## [What you need to do]
From the listing below, copy every line with the word "image".

## START

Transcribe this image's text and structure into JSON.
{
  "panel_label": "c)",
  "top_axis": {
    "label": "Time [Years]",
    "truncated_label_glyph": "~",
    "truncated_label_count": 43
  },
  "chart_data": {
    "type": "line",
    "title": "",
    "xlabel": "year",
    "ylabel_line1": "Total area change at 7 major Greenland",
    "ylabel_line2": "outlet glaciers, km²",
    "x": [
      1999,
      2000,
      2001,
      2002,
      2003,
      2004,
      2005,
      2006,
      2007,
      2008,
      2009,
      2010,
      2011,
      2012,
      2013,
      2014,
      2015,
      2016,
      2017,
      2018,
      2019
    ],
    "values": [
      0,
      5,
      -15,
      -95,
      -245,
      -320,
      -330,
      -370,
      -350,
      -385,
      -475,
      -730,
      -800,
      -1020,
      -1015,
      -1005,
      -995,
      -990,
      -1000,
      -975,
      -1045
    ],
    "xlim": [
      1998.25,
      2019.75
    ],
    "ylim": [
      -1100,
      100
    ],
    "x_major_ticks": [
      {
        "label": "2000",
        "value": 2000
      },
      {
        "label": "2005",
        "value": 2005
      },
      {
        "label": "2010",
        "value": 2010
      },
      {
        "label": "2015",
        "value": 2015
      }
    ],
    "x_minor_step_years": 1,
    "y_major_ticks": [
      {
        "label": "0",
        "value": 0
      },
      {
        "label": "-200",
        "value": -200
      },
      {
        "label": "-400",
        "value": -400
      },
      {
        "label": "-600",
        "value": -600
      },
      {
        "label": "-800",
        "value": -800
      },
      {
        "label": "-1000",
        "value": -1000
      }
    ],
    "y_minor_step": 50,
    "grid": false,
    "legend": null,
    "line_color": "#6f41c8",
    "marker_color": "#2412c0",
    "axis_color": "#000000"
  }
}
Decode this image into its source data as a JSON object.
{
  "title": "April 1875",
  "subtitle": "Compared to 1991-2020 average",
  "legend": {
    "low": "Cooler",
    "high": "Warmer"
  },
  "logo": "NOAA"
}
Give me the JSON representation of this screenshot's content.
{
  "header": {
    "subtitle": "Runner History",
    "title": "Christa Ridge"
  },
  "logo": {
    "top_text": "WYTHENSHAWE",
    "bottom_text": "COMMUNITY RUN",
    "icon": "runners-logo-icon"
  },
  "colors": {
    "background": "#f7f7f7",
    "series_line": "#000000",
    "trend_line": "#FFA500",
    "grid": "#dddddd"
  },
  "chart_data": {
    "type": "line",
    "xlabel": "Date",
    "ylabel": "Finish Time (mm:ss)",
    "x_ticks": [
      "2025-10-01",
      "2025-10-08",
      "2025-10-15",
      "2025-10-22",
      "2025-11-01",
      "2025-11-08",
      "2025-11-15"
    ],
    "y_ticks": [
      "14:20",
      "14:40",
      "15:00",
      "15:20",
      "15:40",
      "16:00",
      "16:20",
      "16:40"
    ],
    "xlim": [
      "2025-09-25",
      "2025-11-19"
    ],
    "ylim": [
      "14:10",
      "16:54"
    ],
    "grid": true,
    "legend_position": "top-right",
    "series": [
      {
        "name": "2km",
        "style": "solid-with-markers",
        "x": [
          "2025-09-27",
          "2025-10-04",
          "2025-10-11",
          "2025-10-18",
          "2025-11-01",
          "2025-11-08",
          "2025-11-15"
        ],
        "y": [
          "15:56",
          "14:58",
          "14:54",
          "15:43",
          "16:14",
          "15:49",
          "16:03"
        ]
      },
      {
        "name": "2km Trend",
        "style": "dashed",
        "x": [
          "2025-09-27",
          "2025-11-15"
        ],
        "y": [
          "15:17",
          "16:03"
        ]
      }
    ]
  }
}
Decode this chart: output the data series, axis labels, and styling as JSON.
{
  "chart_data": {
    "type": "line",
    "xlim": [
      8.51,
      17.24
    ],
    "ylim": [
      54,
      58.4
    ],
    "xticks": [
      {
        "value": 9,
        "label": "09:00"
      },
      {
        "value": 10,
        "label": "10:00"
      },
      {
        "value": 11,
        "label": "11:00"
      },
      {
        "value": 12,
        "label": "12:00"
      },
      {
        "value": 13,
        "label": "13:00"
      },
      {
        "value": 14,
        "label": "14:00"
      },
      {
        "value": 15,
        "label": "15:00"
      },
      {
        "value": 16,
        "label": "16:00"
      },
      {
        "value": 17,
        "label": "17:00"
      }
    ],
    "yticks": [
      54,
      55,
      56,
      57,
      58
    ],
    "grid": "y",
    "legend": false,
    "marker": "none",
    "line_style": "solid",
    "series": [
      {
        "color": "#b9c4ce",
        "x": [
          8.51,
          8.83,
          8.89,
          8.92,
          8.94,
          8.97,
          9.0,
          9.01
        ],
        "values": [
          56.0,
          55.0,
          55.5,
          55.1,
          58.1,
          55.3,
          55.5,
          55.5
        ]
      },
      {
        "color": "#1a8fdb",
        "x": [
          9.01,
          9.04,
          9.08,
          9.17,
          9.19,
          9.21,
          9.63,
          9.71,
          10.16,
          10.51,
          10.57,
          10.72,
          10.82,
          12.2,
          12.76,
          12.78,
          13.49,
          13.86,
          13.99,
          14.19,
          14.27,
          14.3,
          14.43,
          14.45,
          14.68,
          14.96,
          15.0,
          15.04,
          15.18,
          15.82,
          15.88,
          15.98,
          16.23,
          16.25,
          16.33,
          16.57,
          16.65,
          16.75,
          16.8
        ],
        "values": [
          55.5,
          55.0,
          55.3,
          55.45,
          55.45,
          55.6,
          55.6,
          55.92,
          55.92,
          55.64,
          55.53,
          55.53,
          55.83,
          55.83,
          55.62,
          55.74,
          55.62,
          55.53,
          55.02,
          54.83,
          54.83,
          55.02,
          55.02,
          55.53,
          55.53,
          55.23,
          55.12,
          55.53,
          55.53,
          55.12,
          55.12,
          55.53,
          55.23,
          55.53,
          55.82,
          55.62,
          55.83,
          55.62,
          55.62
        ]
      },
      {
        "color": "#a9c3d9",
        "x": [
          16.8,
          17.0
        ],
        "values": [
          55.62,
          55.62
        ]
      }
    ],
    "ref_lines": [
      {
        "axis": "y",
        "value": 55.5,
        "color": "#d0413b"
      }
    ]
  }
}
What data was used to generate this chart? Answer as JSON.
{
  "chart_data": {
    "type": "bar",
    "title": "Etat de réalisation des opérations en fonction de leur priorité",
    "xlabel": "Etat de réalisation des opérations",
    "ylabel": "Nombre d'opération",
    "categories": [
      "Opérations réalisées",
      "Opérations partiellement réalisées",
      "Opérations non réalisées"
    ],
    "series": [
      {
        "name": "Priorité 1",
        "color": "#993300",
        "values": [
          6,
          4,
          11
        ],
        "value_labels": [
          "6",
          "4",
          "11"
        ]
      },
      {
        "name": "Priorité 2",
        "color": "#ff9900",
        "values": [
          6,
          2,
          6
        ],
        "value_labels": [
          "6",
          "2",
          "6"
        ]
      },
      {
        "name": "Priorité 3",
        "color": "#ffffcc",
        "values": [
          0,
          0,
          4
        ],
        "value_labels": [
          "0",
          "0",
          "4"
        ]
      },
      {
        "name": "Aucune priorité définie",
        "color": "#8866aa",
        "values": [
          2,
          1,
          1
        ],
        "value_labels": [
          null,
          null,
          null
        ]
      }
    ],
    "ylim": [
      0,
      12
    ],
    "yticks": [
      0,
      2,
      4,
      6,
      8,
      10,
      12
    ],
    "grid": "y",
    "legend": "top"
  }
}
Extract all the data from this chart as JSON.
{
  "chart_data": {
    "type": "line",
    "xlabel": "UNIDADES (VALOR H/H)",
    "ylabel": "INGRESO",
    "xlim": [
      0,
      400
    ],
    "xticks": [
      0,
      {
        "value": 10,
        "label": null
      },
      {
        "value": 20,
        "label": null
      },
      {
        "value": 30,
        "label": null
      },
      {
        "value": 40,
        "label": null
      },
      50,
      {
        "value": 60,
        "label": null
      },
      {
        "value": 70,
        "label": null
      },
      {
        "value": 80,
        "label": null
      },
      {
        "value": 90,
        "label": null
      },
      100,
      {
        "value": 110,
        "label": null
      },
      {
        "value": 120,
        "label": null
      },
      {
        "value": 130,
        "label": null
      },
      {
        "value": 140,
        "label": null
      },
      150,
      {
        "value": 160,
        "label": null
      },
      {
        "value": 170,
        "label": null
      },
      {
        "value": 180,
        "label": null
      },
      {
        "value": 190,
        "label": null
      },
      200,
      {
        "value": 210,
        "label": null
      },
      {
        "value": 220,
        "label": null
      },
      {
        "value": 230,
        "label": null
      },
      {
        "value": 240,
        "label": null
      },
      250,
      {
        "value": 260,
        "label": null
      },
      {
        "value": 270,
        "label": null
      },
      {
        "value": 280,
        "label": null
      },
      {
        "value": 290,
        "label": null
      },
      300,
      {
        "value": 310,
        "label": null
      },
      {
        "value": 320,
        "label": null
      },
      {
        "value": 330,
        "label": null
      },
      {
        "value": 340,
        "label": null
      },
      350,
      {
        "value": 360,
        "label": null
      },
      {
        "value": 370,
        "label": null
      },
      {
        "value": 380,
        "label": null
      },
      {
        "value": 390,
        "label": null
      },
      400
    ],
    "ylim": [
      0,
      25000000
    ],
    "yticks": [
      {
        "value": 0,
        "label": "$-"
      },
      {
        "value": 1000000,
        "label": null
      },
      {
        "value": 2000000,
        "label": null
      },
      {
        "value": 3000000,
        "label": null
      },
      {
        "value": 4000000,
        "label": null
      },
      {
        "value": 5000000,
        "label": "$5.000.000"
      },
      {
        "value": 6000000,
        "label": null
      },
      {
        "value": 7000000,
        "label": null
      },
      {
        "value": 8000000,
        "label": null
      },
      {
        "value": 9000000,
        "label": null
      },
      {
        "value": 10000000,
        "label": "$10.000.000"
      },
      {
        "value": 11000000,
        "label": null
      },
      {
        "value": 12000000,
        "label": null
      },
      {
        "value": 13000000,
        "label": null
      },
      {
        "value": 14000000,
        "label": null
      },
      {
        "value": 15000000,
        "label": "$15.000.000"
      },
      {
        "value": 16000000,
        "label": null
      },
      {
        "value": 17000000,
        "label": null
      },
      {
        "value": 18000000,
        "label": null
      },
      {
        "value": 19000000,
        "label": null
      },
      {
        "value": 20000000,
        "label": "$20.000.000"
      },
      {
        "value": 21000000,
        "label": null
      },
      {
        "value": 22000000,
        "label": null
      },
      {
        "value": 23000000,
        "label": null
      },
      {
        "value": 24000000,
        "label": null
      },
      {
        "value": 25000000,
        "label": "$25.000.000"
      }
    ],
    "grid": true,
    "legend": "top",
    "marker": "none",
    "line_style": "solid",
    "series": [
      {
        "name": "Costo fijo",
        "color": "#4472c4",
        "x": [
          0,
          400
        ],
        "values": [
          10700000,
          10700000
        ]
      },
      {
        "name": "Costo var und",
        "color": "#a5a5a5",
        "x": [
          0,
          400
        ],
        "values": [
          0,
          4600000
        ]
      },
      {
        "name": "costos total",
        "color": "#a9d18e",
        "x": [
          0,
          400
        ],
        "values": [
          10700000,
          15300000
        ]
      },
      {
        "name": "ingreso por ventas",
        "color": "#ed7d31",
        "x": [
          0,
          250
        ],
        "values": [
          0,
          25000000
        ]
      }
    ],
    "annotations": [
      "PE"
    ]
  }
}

## END

## [Complete response]
Transcribe this image's text and structure into JSON.
Decode this image into its source data as a JSON object.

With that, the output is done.